## [Work instructions]
Copy out each line below that has the word "ages" in it.

## [Source records]

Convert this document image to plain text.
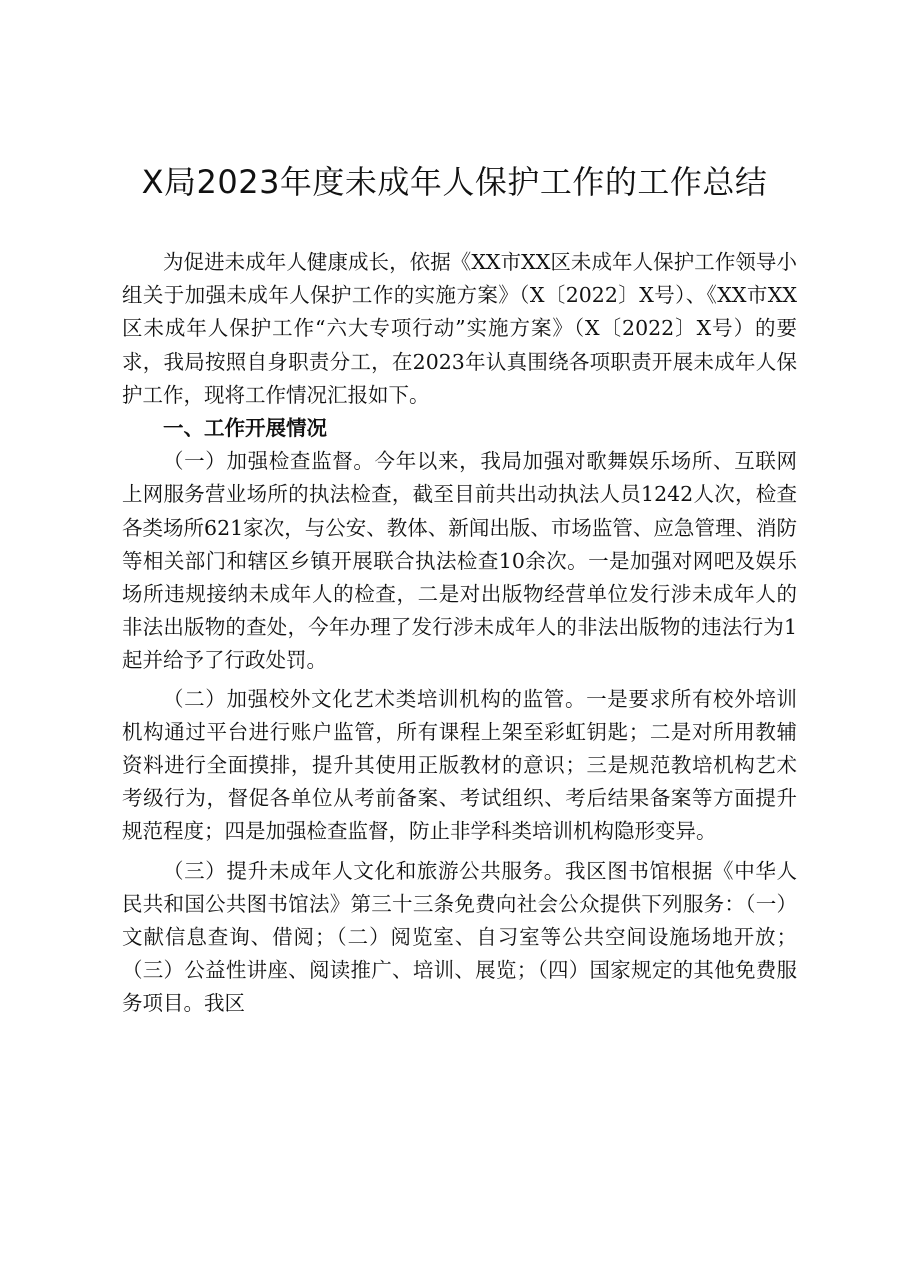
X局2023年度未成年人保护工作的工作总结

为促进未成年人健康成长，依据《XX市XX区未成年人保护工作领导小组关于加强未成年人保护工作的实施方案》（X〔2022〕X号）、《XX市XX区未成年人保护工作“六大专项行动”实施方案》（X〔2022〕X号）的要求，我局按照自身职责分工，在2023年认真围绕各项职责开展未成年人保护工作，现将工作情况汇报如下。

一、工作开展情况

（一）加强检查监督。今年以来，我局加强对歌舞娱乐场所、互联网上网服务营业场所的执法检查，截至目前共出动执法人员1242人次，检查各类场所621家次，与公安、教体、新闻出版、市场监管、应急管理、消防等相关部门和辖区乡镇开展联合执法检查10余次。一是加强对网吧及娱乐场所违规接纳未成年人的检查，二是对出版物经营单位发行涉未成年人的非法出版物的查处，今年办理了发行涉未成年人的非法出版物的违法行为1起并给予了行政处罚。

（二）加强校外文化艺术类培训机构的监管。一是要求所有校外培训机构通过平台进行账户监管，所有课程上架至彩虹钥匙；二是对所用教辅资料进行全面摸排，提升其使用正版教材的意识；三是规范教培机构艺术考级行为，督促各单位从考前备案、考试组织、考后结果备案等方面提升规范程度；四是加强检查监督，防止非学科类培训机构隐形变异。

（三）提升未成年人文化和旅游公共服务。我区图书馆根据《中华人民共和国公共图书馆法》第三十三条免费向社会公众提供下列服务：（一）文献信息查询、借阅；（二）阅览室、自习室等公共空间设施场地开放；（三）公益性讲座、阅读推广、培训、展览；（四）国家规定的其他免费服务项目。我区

* * *

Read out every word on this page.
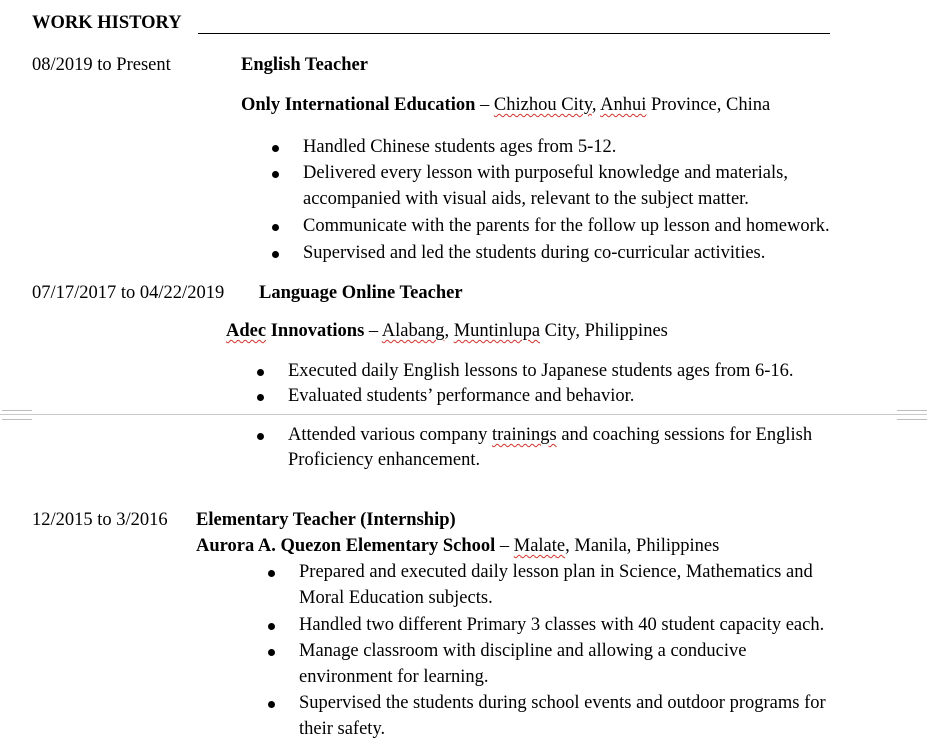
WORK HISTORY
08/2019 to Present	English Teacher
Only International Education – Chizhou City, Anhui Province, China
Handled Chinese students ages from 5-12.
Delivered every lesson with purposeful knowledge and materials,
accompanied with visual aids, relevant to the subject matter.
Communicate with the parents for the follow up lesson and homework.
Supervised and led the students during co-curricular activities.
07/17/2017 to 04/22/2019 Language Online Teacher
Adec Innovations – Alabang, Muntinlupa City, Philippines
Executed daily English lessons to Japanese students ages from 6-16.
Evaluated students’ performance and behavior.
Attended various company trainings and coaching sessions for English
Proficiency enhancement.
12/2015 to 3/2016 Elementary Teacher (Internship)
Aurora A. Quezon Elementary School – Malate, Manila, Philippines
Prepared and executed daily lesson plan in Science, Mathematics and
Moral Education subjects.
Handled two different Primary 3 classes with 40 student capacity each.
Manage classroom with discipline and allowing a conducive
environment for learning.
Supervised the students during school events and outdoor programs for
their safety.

## [Full solution]
Handled Chinese students ages from 5-12.
Executed daily English lessons to Japanese students ages from 6-16.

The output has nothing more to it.